# [Source material]
>>>>>

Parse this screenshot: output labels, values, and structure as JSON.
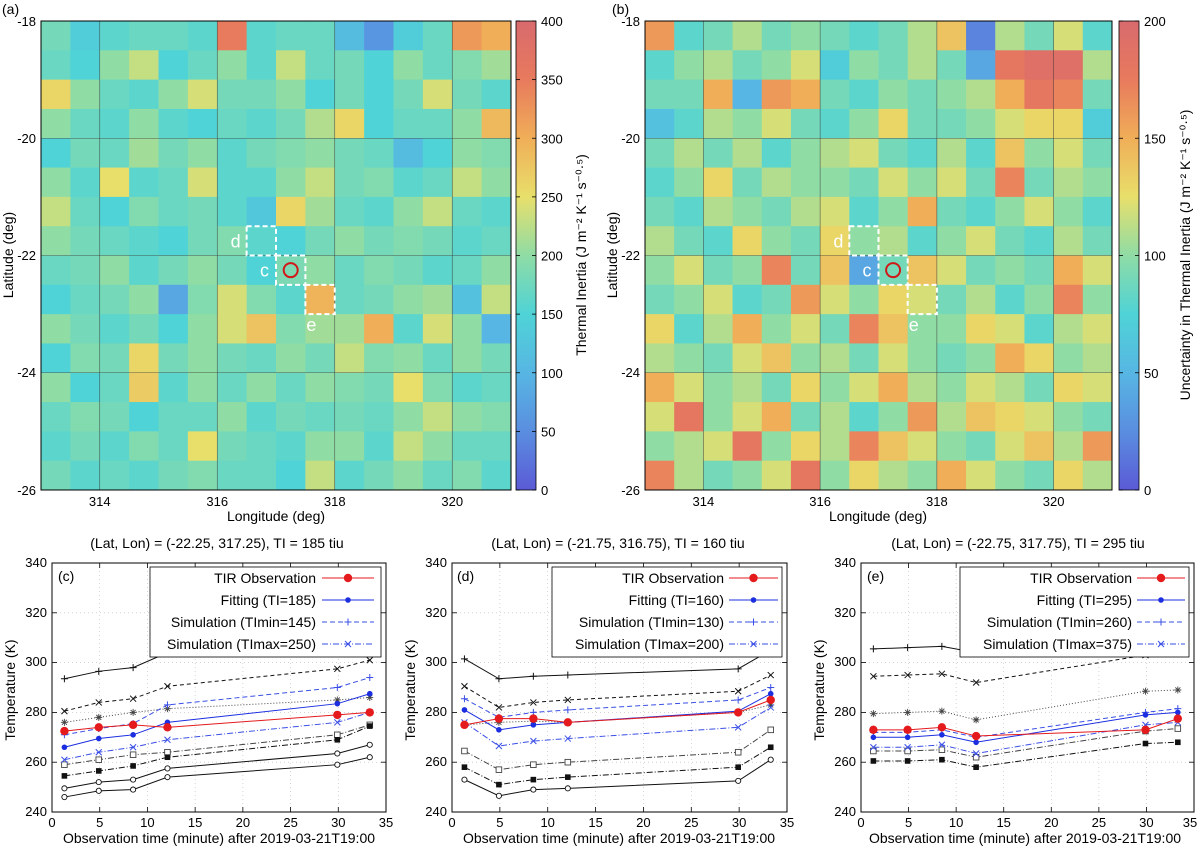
{
  "chart_data": [
    {
      "type": "heatmap",
      "panel_label": "(a)",
      "xlabel": "Longitude (deg)",
      "ylabel": "Latitude (deg)",
      "xlim": [
        313,
        321
      ],
      "ylim": [
        -26,
        -18
      ],
      "xticks": [
        "314",
        "316",
        "318",
        "320"
      ],
      "yticks": [
        "-18",
        "-20",
        "-22",
        "-24",
        "-26"
      ],
      "colorbar": {
        "label": "Thermal Inertia (J m⁻² K⁻¹ s⁻⁰·⁵)",
        "min": 0,
        "max": 400,
        "ticks": [
          "0",
          "50",
          "100",
          "150",
          "200",
          "250",
          "300",
          "350",
          "400"
        ]
      },
      "boxes": [
        {
          "label": "d",
          "lat": -21.75,
          "lon": 316.75
        },
        {
          "label": "c",
          "lat": -22.25,
          "lon": 317.25
        },
        {
          "label": "e",
          "lat": -22.75,
          "lon": 317.75
        }
      ],
      "marker": {
        "lat": -22.25,
        "lon": 317.25
      },
      "values": [
        [
          180,
          140,
          160,
          170,
          170,
          160,
          350,
          160,
          170,
          170,
          110,
          60,
          140,
          170,
          320,
          300
        ],
        [
          170,
          150,
          200,
          230,
          150,
          170,
          200,
          160,
          230,
          170,
          180,
          150,
          200,
          170,
          190,
          210
        ],
        [
          260,
          200,
          170,
          160,
          200,
          240,
          180,
          180,
          200,
          150,
          180,
          150,
          180,
          240,
          180,
          160
        ],
        [
          200,
          170,
          160,
          200,
          160,
          150,
          170,
          160,
          180,
          220,
          260,
          150,
          170,
          170,
          200,
          290
        ],
        [
          150,
          180,
          170,
          210,
          180,
          200,
          160,
          180,
          190,
          200,
          180,
          170,
          110,
          150,
          200,
          190
        ],
        [
          200,
          160,
          250,
          160,
          170,
          240,
          160,
          160,
          200,
          230,
          180,
          190,
          160,
          170,
          230,
          200
        ],
        [
          230,
          170,
          150,
          190,
          170,
          180,
          160,
          130,
          260,
          210,
          170,
          160,
          200,
          230,
          170,
          160
        ],
        [
          200,
          180,
          170,
          160,
          150,
          180,
          190,
          160,
          150,
          180,
          200,
          180,
          190,
          180,
          160,
          170
        ],
        [
          170,
          180,
          200,
          160,
          180,
          200,
          180,
          150,
          185,
          200,
          170,
          190,
          180,
          160,
          170,
          200
        ],
        [
          150,
          170,
          180,
          200,
          80,
          190,
          240,
          190,
          160,
          295,
          170,
          180,
          200,
          210,
          120,
          230
        ],
        [
          200,
          180,
          160,
          180,
          150,
          200,
          240,
          280,
          190,
          210,
          210,
          300,
          160,
          240,
          200,
          100
        ],
        [
          150,
          190,
          180,
          260,
          180,
          200,
          180,
          170,
          200,
          180,
          230,
          190,
          200,
          170,
          200,
          180
        ],
        [
          200,
          150,
          170,
          270,
          160,
          200,
          170,
          200,
          170,
          200,
          190,
          180,
          250,
          190,
          160,
          170
        ],
        [
          170,
          190,
          180,
          150,
          170,
          170,
          200,
          160,
          180,
          170,
          180,
          170,
          200,
          230,
          200,
          190
        ],
        [
          160,
          180,
          160,
          190,
          170,
          250,
          180,
          170,
          160,
          200,
          200,
          160,
          230,
          200,
          170,
          170
        ],
        [
          180,
          160,
          170,
          160,
          180,
          190,
          170,
          170,
          150,
          230,
          160,
          180,
          200,
          170,
          190,
          160
        ]
      ]
    },
    {
      "type": "heatmap",
      "panel_label": "(b)",
      "xlabel": "Longitude (deg)",
      "ylabel": "Latitude (deg)",
      "xlim": [
        313,
        321
      ],
      "ylim": [
        -26,
        -18
      ],
      "xticks": [
        "314",
        "316",
        "318",
        "320"
      ],
      "yticks": [
        "-18",
        "-20",
        "-22",
        "-24",
        "-26"
      ],
      "colorbar": {
        "label": "Uncertainty in Thermal Inertia (J m⁻² K⁻¹ s⁻⁰·⁵)",
        "min": 0,
        "max": 200,
        "ticks": [
          "0",
          "50",
          "100",
          "150",
          "200"
        ]
      },
      "boxes": [
        {
          "label": "d",
          "lat": -21.75,
          "lon": 316.75
        },
        {
          "label": "c",
          "lat": -22.25,
          "lon": 317.25
        },
        {
          "label": "e",
          "lat": -22.75,
          "lon": 317.75
        }
      ],
      "marker": {
        "lat": -22.25,
        "lon": 317.25
      },
      "values": [
        [
          160,
          80,
          90,
          110,
          90,
          100,
          90,
          80,
          90,
          110,
          140,
          20,
          110,
          90,
          120,
          80
        ],
        [
          80,
          100,
          110,
          90,
          100,
          120,
          70,
          100,
          90,
          110,
          90,
          40,
          180,
          190,
          190,
          110
        ],
        [
          90,
          90,
          150,
          50,
          160,
          150,
          90,
          80,
          100,
          90,
          100,
          110,
          150,
          180,
          170,
          90
        ],
        [
          60,
          80,
          110,
          100,
          120,
          90,
          80,
          100,
          130,
          90,
          90,
          100,
          120,
          130,
          130,
          70
        ],
        [
          90,
          110,
          90,
          110,
          80,
          100,
          110,
          120,
          90,
          80,
          110,
          80,
          140,
          100,
          120,
          90
        ],
        [
          80,
          100,
          130,
          90,
          110,
          100,
          100,
          90,
          120,
          100,
          120,
          90,
          170,
          90,
          110,
          100
        ],
        [
          90,
          80,
          110,
          100,
          90,
          110,
          120,
          80,
          100,
          150,
          90,
          80,
          100,
          120,
          100,
          80
        ],
        [
          110,
          90,
          80,
          130,
          100,
          90,
          130,
          100,
          110,
          80,
          100,
          120,
          90,
          80,
          110,
          90
        ],
        [
          100,
          120,
          90,
          100,
          170,
          90,
          140,
          40,
          90,
          140,
          120,
          90,
          100,
          90,
          150,
          120
        ],
        [
          90,
          100,
          120,
          80,
          90,
          160,
          120,
          100,
          130,
          120,
          90,
          110,
          80,
          100,
          170,
          100
        ],
        [
          130,
          80,
          110,
          150,
          100,
          120,
          90,
          170,
          140,
          100,
          100,
          130,
          120,
          80,
          110,
          120
        ],
        [
          110,
          100,
          90,
          120,
          140,
          100,
          110,
          90,
          120,
          100,
          90,
          100,
          150,
          130,
          100,
          110
        ],
        [
          150,
          120,
          100,
          110,
          90,
          130,
          100,
          120,
          150,
          110,
          100,
          120,
          110,
          90,
          130,
          120
        ],
        [
          120,
          180,
          100,
          120,
          150,
          90,
          110,
          80,
          100,
          160,
          110,
          140,
          130,
          120,
          100,
          90
        ],
        [
          100,
          110,
          120,
          180,
          100,
          130,
          110,
          170,
          140,
          120,
          100,
          90,
          120,
          140,
          110,
          160
        ],
        [
          170,
          110,
          90,
          100,
          120,
          180,
          100,
          130,
          110,
          100,
          150,
          120,
          100,
          90,
          130,
          110
        ]
      ]
    },
    {
      "type": "line",
      "panel_label": "(c)",
      "title": "(Lat, Lon) = (-22.25, 317.25), TI = 185 tiu",
      "xlabel": "Observation time (minute) after 2019-03-21T19:00",
      "ylabel": "Temperature (K)",
      "xlim": [
        0,
        35
      ],
      "ylim": [
        240,
        340
      ],
      "xticks": [
        "0",
        "5",
        "10",
        "15",
        "20",
        "25",
        "30",
        "35"
      ],
      "yticks": [
        "240",
        "260",
        "280",
        "300",
        "320",
        "340"
      ],
      "x": [
        1.3,
        4.9,
        8.5,
        12.1,
        29.9,
        33.3
      ],
      "legend": [
        "TIR Observation",
        "Fitting (TI=185)",
        "Simulation (TImin=145)",
        "Simulation (TImax=250)"
      ],
      "series": [
        {
          "name": "TIR Observation",
          "style": "obs",
          "values": [
            272.5,
            274,
            275,
            274,
            279,
            280
          ]
        },
        {
          "name": "Fitting (TI=185)",
          "style": "fit",
          "values": [
            266,
            269.5,
            271,
            276,
            283.5,
            287.5
          ]
        },
        {
          "name": "Simulation (TImin=145)",
          "style": "simmin",
          "values": [
            271,
            273.5,
            275.5,
            283,
            290,
            294
          ]
        },
        {
          "name": "Simulation (TImax=250)",
          "style": "simmax",
          "values": [
            261,
            264,
            266,
            269,
            276,
            280
          ]
        },
        {
          "name": "grid-1",
          "style": "g1",
          "values": [
            293.5,
            296.5,
            298,
            304,
            308,
            312
          ]
        },
        {
          "name": "grid-2",
          "style": "g2",
          "values": [
            280.5,
            284,
            285.5,
            290.5,
            297.5,
            301
          ]
        },
        {
          "name": "grid-3",
          "style": "g3",
          "values": [
            276,
            278,
            280,
            281.5,
            285,
            286
          ]
        },
        {
          "name": "grid-4",
          "style": "g4",
          "values": [
            259,
            261,
            263,
            264,
            271,
            275
          ]
        },
        {
          "name": "grid-5",
          "style": "g5",
          "values": [
            254.5,
            256.5,
            258.5,
            262,
            269,
            274.5
          ]
        },
        {
          "name": "grid-6",
          "style": "g6",
          "values": [
            249.5,
            252,
            253,
            257.5,
            263.5,
            267
          ]
        },
        {
          "name": "grid-7",
          "style": "g7",
          "values": [
            246,
            248.5,
            249,
            254,
            259,
            262
          ]
        }
      ]
    },
    {
      "type": "line",
      "panel_label": "(d)",
      "title": "(Lat, Lon) = (-21.75, 316.75), TI = 160 tiu",
      "xlabel": "Observation time (minute) after 2019-03-21T19:00",
      "ylabel": "Temperature (K)",
      "xlim": [
        0,
        35
      ],
      "ylim": [
        240,
        340
      ],
      "xticks": [
        "0",
        "5",
        "10",
        "15",
        "20",
        "25",
        "30",
        "35"
      ],
      "yticks": [
        "240",
        "260",
        "280",
        "300",
        "320",
        "340"
      ],
      "x": [
        1.3,
        4.9,
        8.5,
        12.1,
        29.9,
        33.3
      ],
      "legend": [
        "TIR Observation",
        "Fitting (TI=160)",
        "Simulation (TImin=130)",
        "Simulation (TImax=200)"
      ],
      "series": [
        {
          "name": "TIR Observation",
          "style": "obs",
          "values": [
            275,
            277.5,
            277.5,
            276,
            280,
            285
          ]
        },
        {
          "name": "Fitting (TI=160)",
          "style": "fit",
          "values": [
            281,
            273,
            275,
            276,
            280.5,
            287.5
          ]
        },
        {
          "name": "Simulation (TImin=130)",
          "style": "simmin",
          "values": [
            285.5,
            278,
            280,
            281,
            285,
            290
          ]
        },
        {
          "name": "Simulation (TImax=200)",
          "style": "simmax",
          "values": [
            276,
            266.5,
            268.5,
            269.5,
            274,
            282
          ]
        },
        {
          "name": "grid-1",
          "style": "g1",
          "values": [
            301.5,
            293.5,
            294.5,
            295,
            297.5,
            305
          ]
        },
        {
          "name": "grid-2",
          "style": "g2",
          "values": [
            290.5,
            282,
            284,
            285,
            288.5,
            295
          ]
        },
        {
          "name": "grid-3",
          "style": "g3",
          "values": [
            275,
            276,
            276.5,
            276,
            280,
            283
          ]
        },
        {
          "name": "grid-4",
          "style": "g4",
          "values": [
            264.5,
            257,
            259,
            260,
            264,
            273
          ]
        },
        {
          "name": "grid-5",
          "style": "g5",
          "values": [
            258,
            251,
            253,
            254,
            258,
            266
          ]
        },
        {
          "name": "grid-6",
          "style": "g6",
          "values": [
            253,
            246.5,
            249,
            249.5,
            252.5,
            261
          ]
        }
      ]
    },
    {
      "type": "line",
      "panel_label": "(e)",
      "title": "(Lat, Lon) = (-22.75, 317.75), TI = 295 tiu",
      "xlabel": "Observation time (minute) after 2019-03-21T19:00",
      "ylabel": "Temperature (K)",
      "xlim": [
        0,
        35
      ],
      "ylim": [
        240,
        340
      ],
      "xticks": [
        "0",
        "5",
        "10",
        "15",
        "20",
        "25",
        "30",
        "35"
      ],
      "yticks": [
        "240",
        "260",
        "280",
        "300",
        "320",
        "340"
      ],
      "x": [
        1.3,
        4.9,
        8.5,
        12.1,
        29.9,
        33.3
      ],
      "legend": [
        "TIR Observation",
        "Fitting (TI=295)",
        "Simulation (TImin=260)",
        "Simulation (TImax=375)"
      ],
      "series": [
        {
          "name": "TIR Observation",
          "style": "obs",
          "values": [
            273,
            273,
            274,
            270.5,
            273,
            277.5
          ]
        },
        {
          "name": "Fitting (TI=295)",
          "style": "fit",
          "values": [
            270,
            270,
            271,
            268,
            279,
            280
          ]
        },
        {
          "name": "Simulation (TImin=260)",
          "style": "simmin",
          "values": [
            272,
            272,
            273,
            270,
            280,
            281.5
          ]
        },
        {
          "name": "Simulation (TImax=375)",
          "style": "simmax",
          "values": [
            266,
            266,
            267,
            263.5,
            275,
            276
          ]
        },
        {
          "name": "grid-1",
          "style": "g1",
          "values": [
            305.5,
            306,
            306.5,
            304,
            315,
            316
          ]
        },
        {
          "name": "grid-2",
          "style": "g2",
          "values": [
            294.5,
            295,
            295.5,
            292,
            303,
            304
          ]
        },
        {
          "name": "grid-3",
          "style": "g3",
          "values": [
            279.5,
            280,
            280.5,
            277,
            288.5,
            289
          ]
        },
        {
          "name": "grid-4",
          "style": "g4",
          "values": [
            264.5,
            264.5,
            265,
            262,
            272.5,
            273.5
          ]
        },
        {
          "name": "grid-5",
          "style": "g5",
          "values": [
            260.5,
            260.5,
            261,
            258,
            267.5,
            268
          ]
        }
      ]
    }
  ]
}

<<<<<

From the entries above, copy every line where the word "Fitting" shows up.

        "Fitting (TI=185)",
          "name": "Fitting (TI=185)",
        "Fitting (TI=160)",
          "name": "Fitting (TI=160)",
        "Fitting (TI=295)",
          "name": "Fitting (TI=295)",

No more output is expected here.